_Fragmento proporcionado_

************

La Consejería de Medio Rural y Política Agraria ha puesto en marcha el periodo de información pública de la evaluación ambiental estratégica del “Plan de Ordenación de los Recursos Forestales del Principado de Asturias 2027-2041”.
El trámite se ha iniciado este lunes con la difusión del documento en el Boletín Oficial del Principado de Asturias (BOPA). Paralelamente, el Servicio de Montes ha comunicado el inicio del proceso y ha remitido la documentación a más de 170 entidades públicas y privadas, con el fin de garantizar la máxima transparencia y favorecer la participación, según ha señalado el Principado en una nota de prensa.
Este plan de ordenación se configura como la herramienta estratégica para planificar y aplicar la política forestal autonómica hasta 2041, mediante la fijación de directrices, programas, inversiones, fuentes de financiación y sistemas de seguimiento y evaluación. La dotación económica prevista alcanza los 731,2 millones.
La actuación busca dar respuesta a los problemas derivados del incremento de los incendios forestales ligados al cambio climático, el abandono de los usos tradicionales del monte, la erosión y degradación de los suelos, la aparición de nuevas plagas y enfermedades, el aumento de la demanda de biomasa y productos forestales, así como la adaptación al desarrollo normativo relativo a los espacios protegidos y a la conservación del patrimonio natural.
Principales objetivos del plan
El plan se orienta a consolidar un modelo de gestión forestal “sostenible, resiliente y generador de oportunidades en el medio rural”.
Entre sus metas prioritarias figura asegurar la salud y la resiliencia de las masas forestales mediante pautas de gestión y actuaciones fitosanitarias, junto con el refuerzo de la prevención y defensa frente a los incendios a través de infraestructuras específicas, planificación territorial y normas de seguridad.

************

_Datos sin procesar_
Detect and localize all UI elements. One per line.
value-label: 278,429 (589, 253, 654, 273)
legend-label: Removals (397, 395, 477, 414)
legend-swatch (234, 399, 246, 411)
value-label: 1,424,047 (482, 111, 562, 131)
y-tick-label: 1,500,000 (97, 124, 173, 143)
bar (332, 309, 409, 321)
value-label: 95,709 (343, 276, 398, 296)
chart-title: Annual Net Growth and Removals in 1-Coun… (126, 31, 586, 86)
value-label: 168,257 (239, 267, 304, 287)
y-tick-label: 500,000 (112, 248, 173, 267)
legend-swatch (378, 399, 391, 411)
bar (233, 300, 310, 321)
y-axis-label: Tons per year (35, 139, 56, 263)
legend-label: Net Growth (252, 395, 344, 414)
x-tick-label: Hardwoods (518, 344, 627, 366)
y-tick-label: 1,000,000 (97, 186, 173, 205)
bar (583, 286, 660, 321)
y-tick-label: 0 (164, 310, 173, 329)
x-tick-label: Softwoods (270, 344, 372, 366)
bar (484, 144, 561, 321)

************

_Actividad_
Reanude el texto sobre el Plan de Ordenación de los Recursos Forestales de Asturias a partir del punto en que se interrumpe.

_Respuesta_
Igualmente, contempla el impulso de la ganadería extensiva regenerativa como herramienta para prevenir el fuego y recuperar los suelos; la promoción de la multifuncionalidad del monte y su papel en la mitigación del cambio climático; la garantía de un suministro sostenible de materias primas forestales; y la movilización y valorización de la biomasa forestal en el contexto de la transición energética.
El documento también apuesta por fortalecer la gobernanza del territorio forestal mediante la agrupación de la propiedad, la colaboración público-privada y la búsqueda de soluciones al minifundio, además de potenciar la investigación, la innovación, la digitalización, la formación profesional y la cultura forestal.
Asimismo, el plan fija directrices sectoriales para orientar la gestión forestal en ámbitos clave como la elección de especies, el desarrollo de infraestructuras respetuosas con el patrimonio natural, el aprovechamiento productivo sostenible, la prevención de incendios y la armonización del marco normativo.